**Exercise aim:** Every entry below must be repeated exactly; skip the pictures.

**Given records:**
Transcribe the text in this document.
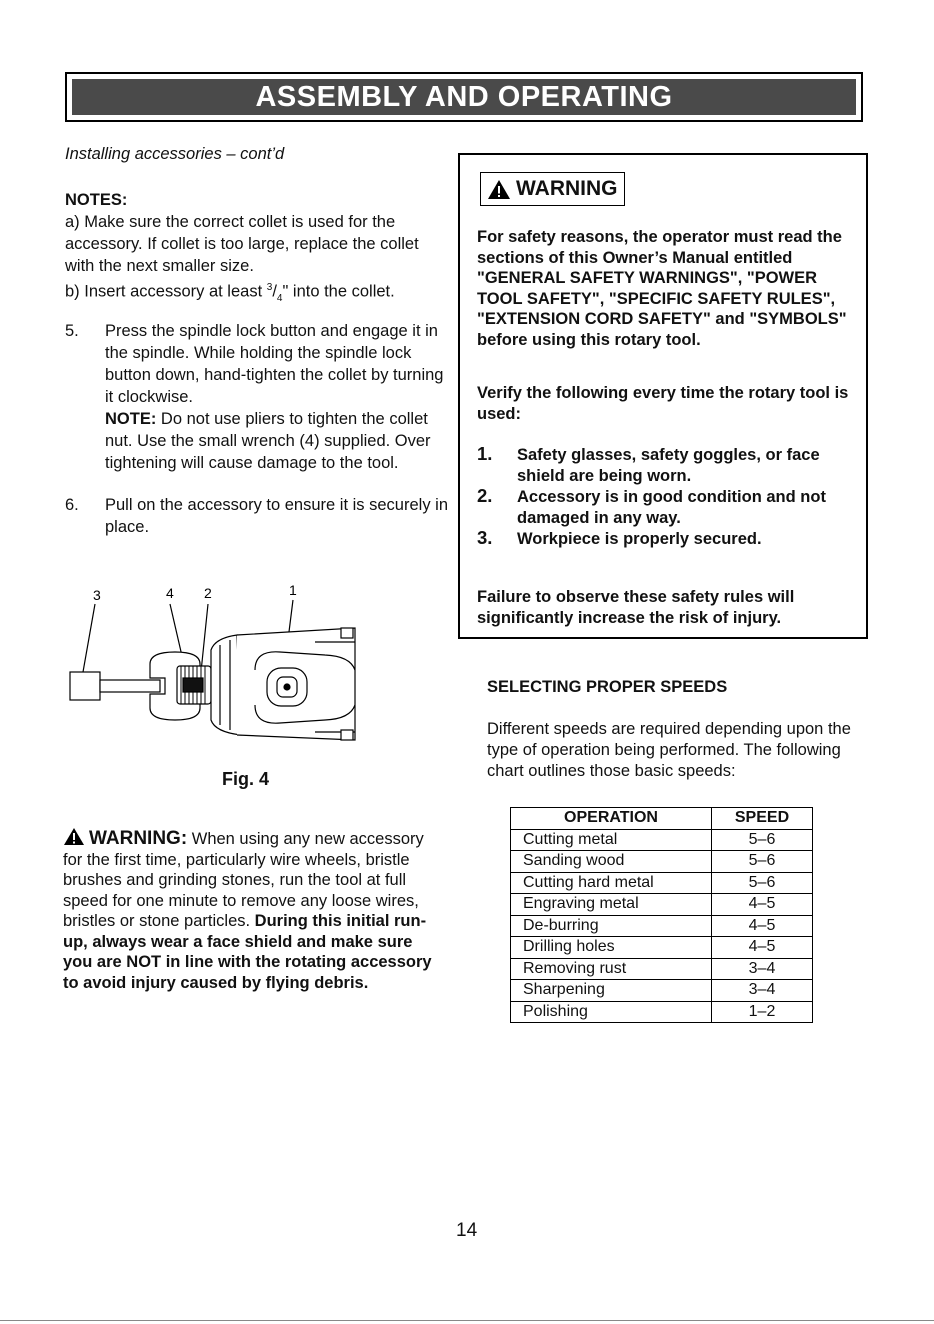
ASSEMBLY AND OPERATING
Installing accessories – cont’d
NOTES:
a) Make sure the correct collet is used for the accessory. If collet is too large, replace the collet with the next smaller size.
b) Insert accessory at least $^3/_4$" into the collet.
5. Press the spindle lock button and engage it in the spindle. While holding the spindle lock button down, hand-tighten the collet by turning it clockwise.
NOTE: Do not use pliers to tighten the collet nut. Use the small wrench (4) supplied. Over tightening will cause damage to the tool.
6. Pull on the accessory to ensure it is securely in place.
3	4 2	1
Fig. 4
WARNING: When using any new accessory for the first time, particularly wire wheels, bristle brushes and grinding stones, run the tool at full speed for one minute to remove any loose wires, bristles or stone particles. During this initial run-up, always wear a face shield and make sure you are NOT in line with the rotating accessory to avoid injury caused by flying debris.
WARNING
For safety reasons, the operator must read the sections of this Owner’s Manual entitled "GENERAL SAFETY WARNINGS", "POWER TOOL SAFETY", "SPECIFIC SAFETY RULES", "EXTENSION CORD SAFETY" and "SYMBOLS" before using this rotary tool.
Verify the following every time the rotary tool is used:
1. Safety glasses, safety goggles, or face shield are being worn.
2. Accessory is in good condition and not damaged in any way.
3. Workpiece is properly secured.
Failure to observe these safety rules will significantly increase the risk of injury.
SELECTING PROPER SPEEDS
Different speeds are required depending upon the type of operation being performed. The following chart outlines those basic speeds:
OPERATION	SPEED
Cutting metal	5–6
Sanding wood	5–6
Cutting hard metal	5–6
Engraving metal	4–5
De-burring	4–5
Drilling holes	4–5
Removing rust	3–4
Sharpening	3–4
Polishing	1–2
14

**Complete answer:**
Transcribe the text in this document.
ASSEMBLY AND OPERATING
Installing accessories – cont’d
NOTES:
a) Make sure the correct collet is used for the accessory. If collet is too large, replace the collet with the next smaller size.
b) Insert accessory at least $^3/_4$" into the collet.
5. Press the spindle lock button and engage it in the spindle. While holding the spindle lock button down, hand-tighten the collet by turning it clockwise.
NOTE: Do not use pliers to tighten the collet nut. Use the small wrench (4) supplied. Over tightening will cause damage to the tool.
6. Pull on the accessory to ensure it is securely in place.
3	4 2	1
Fig. 4
WARNING: When using any new accessory for the first time, particularly wire wheels, bristle brushes and grinding stones, run the tool at full speed for one minute to remove any loose wires, bristles or stone particles. During this initial run-up, always wear a face shield and make sure you are NOT in line with the rotating accessory to avoid injury caused by flying debris.
WARNING
For safety reasons, the operator must read the sections of this Owner’s Manual entitled "GENERAL SAFETY WARNINGS", "POWER TOOL SAFETY", "SPECIFIC SAFETY RULES", "EXTENSION CORD SAFETY" and "SYMBOLS" before using this rotary tool.
Verify the following every time the rotary tool is used:
1. Safety glasses, safety goggles, or face shield are being worn.
2. Accessory is in good condition and not damaged in any way.
3. Workpiece is properly secured.
Failure to observe these safety rules will significantly increase the risk of injury.
SELECTING PROPER SPEEDS
Different speeds are required depending upon the type of operation being performed. The following chart outlines those basic speeds:
OPERATION	SPEED
Cutting metal	5–6
Sanding wood	5–6
Cutting hard metal	5–6
Engraving metal	4–5
De-burring	4–5
Drilling holes	4–5
Removing rust	3–4
Sharpening	3–4
Polishing	1–2
14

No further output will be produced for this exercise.